Source text:
Skip to content

Use Case: Privacy-Preserving Consumer Behavior Model Training

Version: v1.0 (Draft) Status: Draft Authoritative: Informative

Scenario

A model operator wants to train a consumer-behavior model using protected receipt and purchase-history data distributed across many Vaults.

The model goal may include:

  1. purchase-propensity prediction
  2. category or brand affinity estimation
  3. coupon-response modeling
  4. privacy-preserving user clustering

This use case is informative. It shows how the revised SCP and SCS specifications map onto a training workflow that uses protected records without turning raw consumer purchase data into unrestricted centralized plaintext.

Canonical protocol terms used here follow SCP Protocol Overview and SCP Core Spec.

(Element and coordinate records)
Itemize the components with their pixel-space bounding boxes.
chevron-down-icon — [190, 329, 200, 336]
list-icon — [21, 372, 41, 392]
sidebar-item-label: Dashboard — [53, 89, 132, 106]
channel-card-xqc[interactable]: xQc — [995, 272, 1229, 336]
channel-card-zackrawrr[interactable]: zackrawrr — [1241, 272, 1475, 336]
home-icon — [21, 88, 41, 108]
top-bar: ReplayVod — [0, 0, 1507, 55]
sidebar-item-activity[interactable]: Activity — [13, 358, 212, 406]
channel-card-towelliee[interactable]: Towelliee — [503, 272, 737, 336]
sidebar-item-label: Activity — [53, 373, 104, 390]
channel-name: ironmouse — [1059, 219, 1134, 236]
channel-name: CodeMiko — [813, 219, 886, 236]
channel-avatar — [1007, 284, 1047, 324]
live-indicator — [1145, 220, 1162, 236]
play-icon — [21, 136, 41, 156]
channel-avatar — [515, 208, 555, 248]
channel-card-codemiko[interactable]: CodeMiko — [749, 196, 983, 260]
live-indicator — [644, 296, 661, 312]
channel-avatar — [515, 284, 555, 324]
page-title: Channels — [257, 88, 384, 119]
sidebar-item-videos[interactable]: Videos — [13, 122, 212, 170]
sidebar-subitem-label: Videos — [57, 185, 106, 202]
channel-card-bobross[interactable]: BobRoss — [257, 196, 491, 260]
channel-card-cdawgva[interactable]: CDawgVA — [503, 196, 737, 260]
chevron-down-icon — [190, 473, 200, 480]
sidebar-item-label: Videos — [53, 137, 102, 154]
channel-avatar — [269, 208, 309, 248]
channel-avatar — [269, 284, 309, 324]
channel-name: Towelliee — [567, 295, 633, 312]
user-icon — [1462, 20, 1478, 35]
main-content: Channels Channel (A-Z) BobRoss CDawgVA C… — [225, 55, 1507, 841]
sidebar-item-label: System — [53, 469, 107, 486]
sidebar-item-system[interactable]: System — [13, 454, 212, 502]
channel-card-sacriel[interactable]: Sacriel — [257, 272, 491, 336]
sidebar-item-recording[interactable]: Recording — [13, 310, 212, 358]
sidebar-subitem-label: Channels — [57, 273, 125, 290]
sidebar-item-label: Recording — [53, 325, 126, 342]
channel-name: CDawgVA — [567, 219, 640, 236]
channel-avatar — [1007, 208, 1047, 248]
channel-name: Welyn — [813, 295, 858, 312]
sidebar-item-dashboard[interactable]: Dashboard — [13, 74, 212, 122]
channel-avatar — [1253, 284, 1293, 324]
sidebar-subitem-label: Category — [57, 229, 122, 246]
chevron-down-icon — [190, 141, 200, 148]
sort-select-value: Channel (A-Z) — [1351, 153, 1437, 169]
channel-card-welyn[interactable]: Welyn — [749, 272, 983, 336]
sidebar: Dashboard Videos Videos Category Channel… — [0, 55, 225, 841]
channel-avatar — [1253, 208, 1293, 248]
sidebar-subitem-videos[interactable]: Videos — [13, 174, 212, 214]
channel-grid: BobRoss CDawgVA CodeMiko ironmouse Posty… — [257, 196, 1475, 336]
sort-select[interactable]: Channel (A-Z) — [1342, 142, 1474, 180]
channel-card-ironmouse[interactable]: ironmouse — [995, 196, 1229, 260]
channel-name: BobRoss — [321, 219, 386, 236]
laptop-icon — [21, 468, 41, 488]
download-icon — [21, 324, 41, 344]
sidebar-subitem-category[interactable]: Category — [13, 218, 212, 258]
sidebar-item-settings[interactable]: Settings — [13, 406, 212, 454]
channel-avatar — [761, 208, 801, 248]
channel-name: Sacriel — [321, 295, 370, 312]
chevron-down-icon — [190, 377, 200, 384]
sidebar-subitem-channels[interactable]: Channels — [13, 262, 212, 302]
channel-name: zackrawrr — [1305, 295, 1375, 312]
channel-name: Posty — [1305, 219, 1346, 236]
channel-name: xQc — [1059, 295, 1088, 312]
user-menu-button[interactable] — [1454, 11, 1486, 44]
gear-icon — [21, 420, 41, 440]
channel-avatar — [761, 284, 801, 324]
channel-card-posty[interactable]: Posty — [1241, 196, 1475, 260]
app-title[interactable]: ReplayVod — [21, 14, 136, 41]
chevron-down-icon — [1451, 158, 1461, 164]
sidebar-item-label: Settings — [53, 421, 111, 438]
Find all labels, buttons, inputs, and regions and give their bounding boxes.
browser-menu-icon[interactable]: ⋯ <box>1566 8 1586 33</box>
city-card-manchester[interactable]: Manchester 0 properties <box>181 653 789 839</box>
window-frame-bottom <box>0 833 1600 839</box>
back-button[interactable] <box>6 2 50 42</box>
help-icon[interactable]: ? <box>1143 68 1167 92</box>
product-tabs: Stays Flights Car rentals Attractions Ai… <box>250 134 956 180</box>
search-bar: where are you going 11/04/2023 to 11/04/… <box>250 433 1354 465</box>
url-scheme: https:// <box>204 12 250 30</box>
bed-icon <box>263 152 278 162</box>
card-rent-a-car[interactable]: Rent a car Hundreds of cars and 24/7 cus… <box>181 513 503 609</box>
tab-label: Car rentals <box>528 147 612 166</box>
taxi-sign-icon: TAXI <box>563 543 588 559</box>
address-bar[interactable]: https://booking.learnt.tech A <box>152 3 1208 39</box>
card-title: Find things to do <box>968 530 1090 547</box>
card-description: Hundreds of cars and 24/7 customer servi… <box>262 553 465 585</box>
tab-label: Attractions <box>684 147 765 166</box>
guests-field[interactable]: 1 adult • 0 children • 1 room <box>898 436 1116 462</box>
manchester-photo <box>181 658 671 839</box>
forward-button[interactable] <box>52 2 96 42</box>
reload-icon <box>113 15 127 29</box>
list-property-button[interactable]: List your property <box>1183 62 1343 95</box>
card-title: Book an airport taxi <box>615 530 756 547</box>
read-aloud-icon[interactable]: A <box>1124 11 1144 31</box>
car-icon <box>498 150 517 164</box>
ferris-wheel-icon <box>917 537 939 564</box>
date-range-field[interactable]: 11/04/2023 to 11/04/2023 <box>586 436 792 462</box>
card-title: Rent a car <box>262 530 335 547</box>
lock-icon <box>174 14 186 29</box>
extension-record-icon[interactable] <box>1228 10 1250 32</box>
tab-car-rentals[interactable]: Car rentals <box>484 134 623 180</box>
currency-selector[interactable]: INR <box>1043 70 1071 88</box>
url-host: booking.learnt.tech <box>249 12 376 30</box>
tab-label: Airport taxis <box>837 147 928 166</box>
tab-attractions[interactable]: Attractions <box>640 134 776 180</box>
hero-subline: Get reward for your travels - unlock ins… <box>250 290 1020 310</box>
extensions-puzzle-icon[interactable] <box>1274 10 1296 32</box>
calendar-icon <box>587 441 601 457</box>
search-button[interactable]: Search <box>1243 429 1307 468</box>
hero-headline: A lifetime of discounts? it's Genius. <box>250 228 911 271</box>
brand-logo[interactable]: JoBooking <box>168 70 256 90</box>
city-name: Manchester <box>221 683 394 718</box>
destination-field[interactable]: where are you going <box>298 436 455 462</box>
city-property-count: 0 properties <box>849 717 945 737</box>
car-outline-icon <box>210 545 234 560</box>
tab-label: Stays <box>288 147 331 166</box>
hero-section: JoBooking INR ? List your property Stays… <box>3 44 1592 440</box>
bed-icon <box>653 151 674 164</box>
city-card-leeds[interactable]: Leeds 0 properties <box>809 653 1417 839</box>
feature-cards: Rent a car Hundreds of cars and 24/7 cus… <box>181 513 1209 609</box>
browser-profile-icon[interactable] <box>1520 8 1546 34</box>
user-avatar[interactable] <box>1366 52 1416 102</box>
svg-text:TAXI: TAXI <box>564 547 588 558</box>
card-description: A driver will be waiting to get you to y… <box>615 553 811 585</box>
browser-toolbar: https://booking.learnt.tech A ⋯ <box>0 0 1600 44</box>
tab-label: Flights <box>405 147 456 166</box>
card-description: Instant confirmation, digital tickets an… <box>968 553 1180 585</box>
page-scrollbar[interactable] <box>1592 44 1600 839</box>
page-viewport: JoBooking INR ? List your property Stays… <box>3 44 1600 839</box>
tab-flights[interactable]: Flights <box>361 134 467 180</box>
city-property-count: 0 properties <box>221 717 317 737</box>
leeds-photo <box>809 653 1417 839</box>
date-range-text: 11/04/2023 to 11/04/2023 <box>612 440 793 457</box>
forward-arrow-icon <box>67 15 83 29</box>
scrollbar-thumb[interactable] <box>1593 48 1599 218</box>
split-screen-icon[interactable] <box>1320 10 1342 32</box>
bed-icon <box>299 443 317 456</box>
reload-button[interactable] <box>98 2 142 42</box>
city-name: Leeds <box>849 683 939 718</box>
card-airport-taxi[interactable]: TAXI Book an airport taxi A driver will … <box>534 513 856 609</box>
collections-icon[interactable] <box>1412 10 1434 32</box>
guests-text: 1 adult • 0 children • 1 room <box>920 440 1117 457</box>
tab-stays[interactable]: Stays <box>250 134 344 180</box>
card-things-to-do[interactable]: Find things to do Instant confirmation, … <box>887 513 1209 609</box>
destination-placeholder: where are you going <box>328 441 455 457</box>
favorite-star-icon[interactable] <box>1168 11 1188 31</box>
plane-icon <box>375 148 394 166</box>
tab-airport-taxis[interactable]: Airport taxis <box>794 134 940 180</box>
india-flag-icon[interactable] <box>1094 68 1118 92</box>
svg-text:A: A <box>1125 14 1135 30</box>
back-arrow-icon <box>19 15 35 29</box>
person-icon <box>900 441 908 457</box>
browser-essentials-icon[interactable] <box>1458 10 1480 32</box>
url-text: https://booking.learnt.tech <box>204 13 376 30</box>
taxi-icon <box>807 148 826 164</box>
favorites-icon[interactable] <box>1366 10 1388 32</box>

Exercises to complete:
1/ Answer these questions using the use-case text on consumer behavior model training.
(a) Across what is the protected receipt and purchase-history data distributed?
(b) What version number and status does the use case carry?
(c) Which two documents do the canonical protocol terms follow?
2/ Write the next part of the use-case text on privacy-preserving consumer behavior model training.
The rows are separate material and have no connection to the use-case text.

Answers:
1/
(a) Many Vaults.
(b) Version v1.0, with the status Draft.
(c) SCP Protocol Overview and SCP Core Spec.

2/
Why This Use Case Matters

This scenario is useful because it demonstrates several important properties of the revised Symphony stack:

  1. model-training intent is distinct from protocol-recognized training work
  2. protected source records may remain inside authorized Vault or TEE boundaries
  3. training may depend on derived features, query projections, or protected computation rather than unrestricted record export
  4. model artifacts and evaluation results must be linked to replayable evidence and version context
  5. the resulting model is downstream from governed training truth rather than a substitute for protocol truth

Entry Distinction

This scenario has two different layers:

  1. business-side or research-side desire to train a model
  2. protocol-recognized training work with fixed policy, semantic, and privacy constraints

The request to "train a consumer-behavior model on purchase data" is not yet a protocol event by itself. It becomes part of the SCP lifecycle only when the system admits an authorized training task with explicit feature scope, version context, and privacy-preserving execution rules.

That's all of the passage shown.